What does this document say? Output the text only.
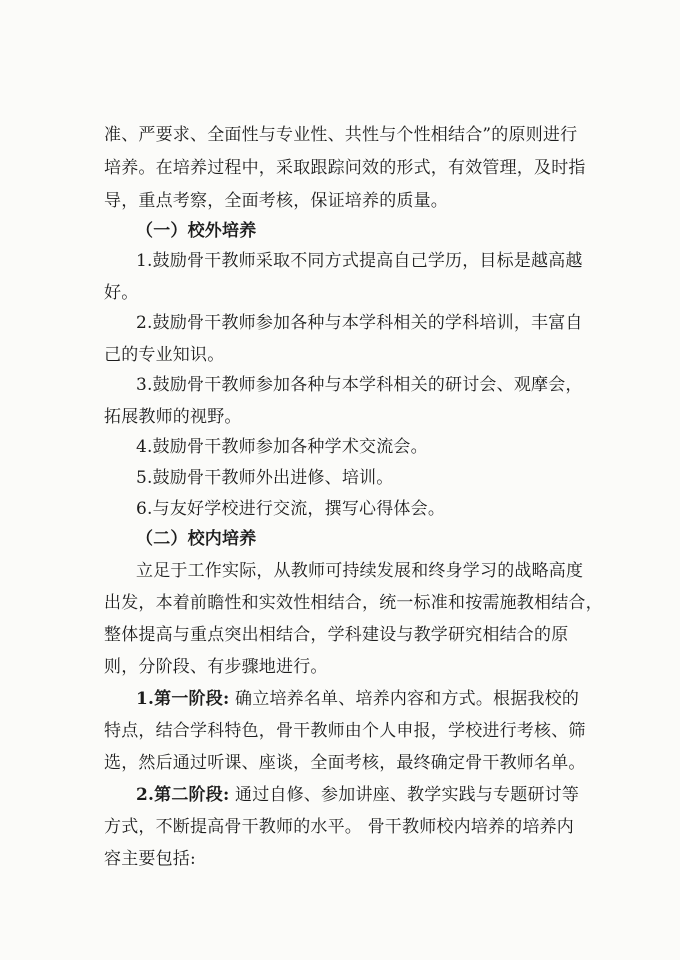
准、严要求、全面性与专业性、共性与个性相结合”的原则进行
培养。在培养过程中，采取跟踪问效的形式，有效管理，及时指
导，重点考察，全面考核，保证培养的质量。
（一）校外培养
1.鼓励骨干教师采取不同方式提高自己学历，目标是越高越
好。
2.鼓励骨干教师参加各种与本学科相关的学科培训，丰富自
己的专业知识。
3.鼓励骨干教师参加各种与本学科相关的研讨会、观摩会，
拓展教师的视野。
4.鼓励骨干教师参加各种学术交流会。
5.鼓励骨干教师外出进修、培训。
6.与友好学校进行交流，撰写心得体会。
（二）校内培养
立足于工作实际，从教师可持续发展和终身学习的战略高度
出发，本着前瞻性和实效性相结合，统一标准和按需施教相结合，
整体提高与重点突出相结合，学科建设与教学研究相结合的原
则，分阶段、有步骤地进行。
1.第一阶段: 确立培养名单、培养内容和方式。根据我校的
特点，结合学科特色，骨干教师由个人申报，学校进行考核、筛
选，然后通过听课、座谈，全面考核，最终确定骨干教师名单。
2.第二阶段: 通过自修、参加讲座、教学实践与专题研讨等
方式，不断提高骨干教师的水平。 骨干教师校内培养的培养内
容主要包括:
···
Problem: Output every entry verbatim. Pictures do not belong in the copy.

Output of the task:
What does this document say? Output the text only.
准、严要求、全面性与专业性、共性与个性相结合”的原则进行
培养。在培养过程中，采取跟踪问效的形式，有效管理，及时指
导，重点考察，全面考核，保证培养的质量。
（一）校外培养
1.鼓励骨干教师采取不同方式提高自己学历，目标是越高越
好。
2.鼓励骨干教师参加各种与本学科相关的学科培训，丰富自
己的专业知识。
3.鼓励骨干教师参加各种与本学科相关的研讨会、观摩会，
拓展教师的视野。
4.鼓励骨干教师参加各种学术交流会。
5.鼓励骨干教师外出进修、培训。
6.与友好学校进行交流，撰写心得体会。
（二）校内培养
立足于工作实际，从教师可持续发展和终身学习的战略高度
出发，本着前瞻性和实效性相结合，统一标准和按需施教相结合，
整体提高与重点突出相结合，学科建设与教学研究相结合的原
则，分阶段、有步骤地进行。
1.第一阶段: 确立培养名单、培养内容和方式。根据我校的
特点，结合学科特色，骨干教师由个人申报，学校进行考核、筛
选，然后通过听课、座谈，全面考核，最终确定骨干教师名单。
2.第二阶段: 通过自修、参加讲座、教学实践与专题研讨等
方式，不断提高骨干教师的水平。 骨干教师校内培养的培养内
容主要包括:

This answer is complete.